**Challenges**.
- 1) According to the court passage, in what year did the City of Brooklyn consolidate with the city of New York?
- 2) From the court passage, print the part that opens with the words containing "Defendant challenges the" and closes with "under later acts.".
- 3) Does the court passage support each statement below? Answer yes or no for each, and quote the deciding words.
(a) The defendant challenges the city's power to make the agreement in clause numbered 1.
(b) The leases in question covered lots in Wallabout Market.
(c) The defendant claims that the Comptroller of the Greater City gained greater power under later acts.

++++ Document ++++

Defendant challenges the power of the city to make the agreement embodied in clause numbered 1 above and bases its challenge upon the limited powers granted to the Mayor and to the Commissioner of City Works of the City of Brooklyn, prior to its consolidation with the city of New York in 1897 (L. 1897, ch. 378), with reference to leases on the lots embraced in Wallabout Market (L. 1890, ch. 446; L. 1892, ch. 319; L. 1894, ch. 569; L. 1896, ch. 859; L. 1897, ch. 529) and upon the assertion that the Comptroller of the Greater City was granted no greater power under later acts.

++++ Given material ++++

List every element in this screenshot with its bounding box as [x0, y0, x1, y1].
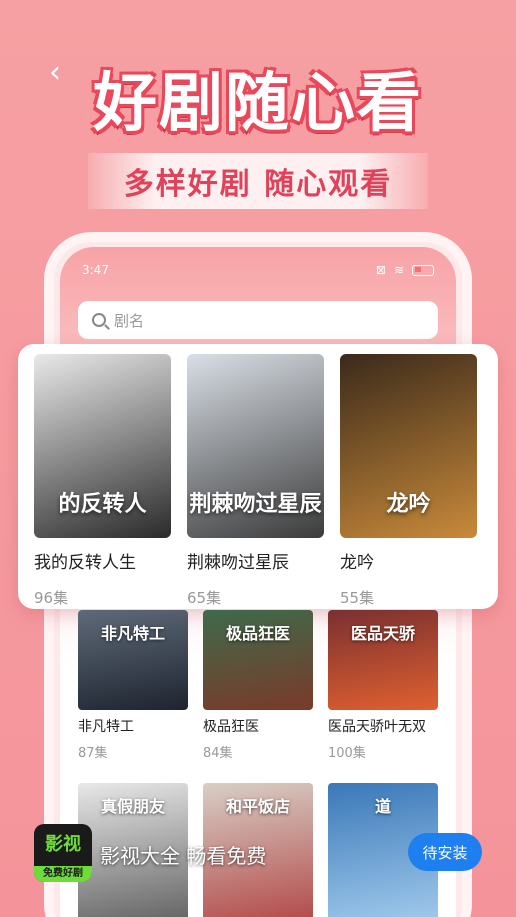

++++

**Replies**.
- 1) 1897

- 2)
Defendant challenges the power of the city to make the agreement embodied in clause numbered 1 above and bases its challenge upon the limited powers granted to the Mayor and to the Commissioner of City Works of the City of Brooklyn, prior to its consolidation with the city of New York in 1897 (L. 1897, ch. 378), with reference to leases on the lots embraced in Wallabout Market (L. 1890, ch. 446; L. 1892, ch. 319; L. 1894, ch. 569; L. 1896, ch. 859; L. 1897, ch. 529) and upon the assertion that the Comptroller of the Greater City was granted no greater power under later acts.

- 3)
(a) Yes: "Defendant challenges the power of the city to make the agreement embodied in clause numbered 1 above"
(b) Yes: "with reference to leases on the lots embraced in Wallabout Market"
(c) No: "the Comptroller of the Greater City was granted no greater power under later acts"